_To do_
1. In the jokes below, shorten the paragraph beginning "A man was looking out his window" into a single sentence that keeps its main facts.
2. Write out word for word the part of the jokes below that opens with the words containing "To get my cousin" and closes with "what they found.".

_Passage shown_
● ● ●

My mother was away all weekend at a business conference. During a break, she decided to call home, collect.
My six-year-old brother picked up the phone and heard a stranger’s voice say, "We have a Marcia on the line. Will you accept the charges?"
Frantic, he dropped the receiver and came charging outside screaming, "Dad! They’ve got Mom! And they want money!"
To get my cousin to write to her even once, my aunt resorted to sending him a check with this note: “Do not cash until you write me a thank you.”
A few weeks later, the check had cleared, yet no message had arrived. So she called him. “I told you not to cash the check until you’d written to thank me,” she complained.
“I didn’t cash the check,” he said. “I deposited it.”
A thief got married to a thief. They decided to give up their old ways and begin a family.
Fifteen months after getting married, they were expecting a son. At the hospital their son was born and his hand was closed.
They went for a closer look. They opened up his hand and were surprised by what they found.
The wristwatch of the doctor who delivered him.
A man was looking out his window when he noticed that there was a snail on one of his plants. So he took the snail and threw him as far as he could.
Ten years later the old man heard a tap tap tap on his window, and when he looked up he saw a very cross snail who looked at him and said, “Hey, what did you do that for?!”

● ● ●

_Given data_
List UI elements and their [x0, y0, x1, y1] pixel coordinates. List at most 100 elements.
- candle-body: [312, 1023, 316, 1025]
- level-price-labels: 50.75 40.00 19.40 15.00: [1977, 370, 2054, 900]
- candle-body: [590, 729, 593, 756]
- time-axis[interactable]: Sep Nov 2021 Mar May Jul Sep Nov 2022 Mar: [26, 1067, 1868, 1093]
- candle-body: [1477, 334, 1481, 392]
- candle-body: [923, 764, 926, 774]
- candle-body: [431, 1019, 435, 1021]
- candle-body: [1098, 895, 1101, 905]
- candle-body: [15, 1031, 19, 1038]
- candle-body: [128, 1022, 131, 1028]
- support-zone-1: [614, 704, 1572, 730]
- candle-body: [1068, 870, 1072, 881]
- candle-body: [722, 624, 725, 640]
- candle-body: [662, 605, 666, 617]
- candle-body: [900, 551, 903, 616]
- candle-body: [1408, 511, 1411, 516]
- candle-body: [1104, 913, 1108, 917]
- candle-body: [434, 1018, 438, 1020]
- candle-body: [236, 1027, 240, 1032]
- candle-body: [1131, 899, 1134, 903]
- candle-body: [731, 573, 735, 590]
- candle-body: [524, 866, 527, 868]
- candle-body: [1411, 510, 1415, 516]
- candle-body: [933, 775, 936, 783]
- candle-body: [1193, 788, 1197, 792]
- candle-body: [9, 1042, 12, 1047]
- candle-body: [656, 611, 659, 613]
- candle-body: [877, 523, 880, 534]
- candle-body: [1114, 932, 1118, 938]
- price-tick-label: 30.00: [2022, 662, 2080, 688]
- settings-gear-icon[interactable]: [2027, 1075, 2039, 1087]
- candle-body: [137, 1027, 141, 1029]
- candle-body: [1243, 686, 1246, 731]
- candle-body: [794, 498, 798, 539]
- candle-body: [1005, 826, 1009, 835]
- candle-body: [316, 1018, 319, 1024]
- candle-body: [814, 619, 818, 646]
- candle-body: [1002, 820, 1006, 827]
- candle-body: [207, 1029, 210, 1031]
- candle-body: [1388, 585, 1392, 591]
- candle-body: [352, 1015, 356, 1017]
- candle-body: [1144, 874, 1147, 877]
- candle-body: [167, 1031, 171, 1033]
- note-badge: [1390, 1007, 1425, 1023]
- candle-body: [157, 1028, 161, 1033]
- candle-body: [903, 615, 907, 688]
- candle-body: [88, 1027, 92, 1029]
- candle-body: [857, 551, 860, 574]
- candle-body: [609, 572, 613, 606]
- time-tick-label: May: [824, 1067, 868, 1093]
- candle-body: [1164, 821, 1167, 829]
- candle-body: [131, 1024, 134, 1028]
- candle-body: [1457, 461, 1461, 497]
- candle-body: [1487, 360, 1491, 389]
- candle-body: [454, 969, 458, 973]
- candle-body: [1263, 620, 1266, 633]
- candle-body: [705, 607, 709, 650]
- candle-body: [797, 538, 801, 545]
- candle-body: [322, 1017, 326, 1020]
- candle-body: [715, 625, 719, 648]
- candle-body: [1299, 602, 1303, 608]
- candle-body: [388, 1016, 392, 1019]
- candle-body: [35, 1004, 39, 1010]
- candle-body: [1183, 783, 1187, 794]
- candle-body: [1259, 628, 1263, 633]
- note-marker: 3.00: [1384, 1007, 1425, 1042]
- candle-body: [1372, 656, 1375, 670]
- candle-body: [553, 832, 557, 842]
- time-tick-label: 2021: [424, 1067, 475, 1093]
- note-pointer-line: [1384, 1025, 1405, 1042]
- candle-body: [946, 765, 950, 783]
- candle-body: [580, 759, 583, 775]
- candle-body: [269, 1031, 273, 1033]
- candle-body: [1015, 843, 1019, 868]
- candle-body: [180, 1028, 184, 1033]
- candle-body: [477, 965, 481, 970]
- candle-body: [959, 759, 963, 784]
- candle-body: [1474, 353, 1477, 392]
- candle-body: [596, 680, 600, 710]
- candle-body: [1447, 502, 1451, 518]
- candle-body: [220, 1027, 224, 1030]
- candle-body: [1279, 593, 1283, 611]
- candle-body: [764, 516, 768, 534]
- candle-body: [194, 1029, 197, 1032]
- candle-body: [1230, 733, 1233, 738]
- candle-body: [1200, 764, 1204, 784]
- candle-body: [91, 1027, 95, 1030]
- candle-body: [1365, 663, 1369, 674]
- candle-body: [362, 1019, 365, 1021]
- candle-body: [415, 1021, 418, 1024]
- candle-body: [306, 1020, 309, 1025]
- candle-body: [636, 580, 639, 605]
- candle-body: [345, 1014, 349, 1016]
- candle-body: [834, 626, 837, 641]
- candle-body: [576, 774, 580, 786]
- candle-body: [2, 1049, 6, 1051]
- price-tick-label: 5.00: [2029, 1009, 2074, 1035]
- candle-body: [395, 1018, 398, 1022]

● ● ●

_Numbered responses_
1. A man noticed a snail on one of his plants, picked it up, and threw it as far as he could.

2.
To get my cousin to write to her even once, my aunt resorted to sending him a check with this note: “Do not cash until you write me a thank you.”
A few weeks later, the check had cleared, yet no message had arrived. So she called him. “I told you not to cash the check until you’d written to thank me,” she complained.
“I didn’t cash the check,” he said. “I deposited it.”
A thief got married to a thief. They decided to give up their old ways and begin a family.
Fifteen months after getting married, they were expecting a son. At the hospital their son was born and his hand was closed.
They went for a closer look. They opened up his hand and were surprised by what they found.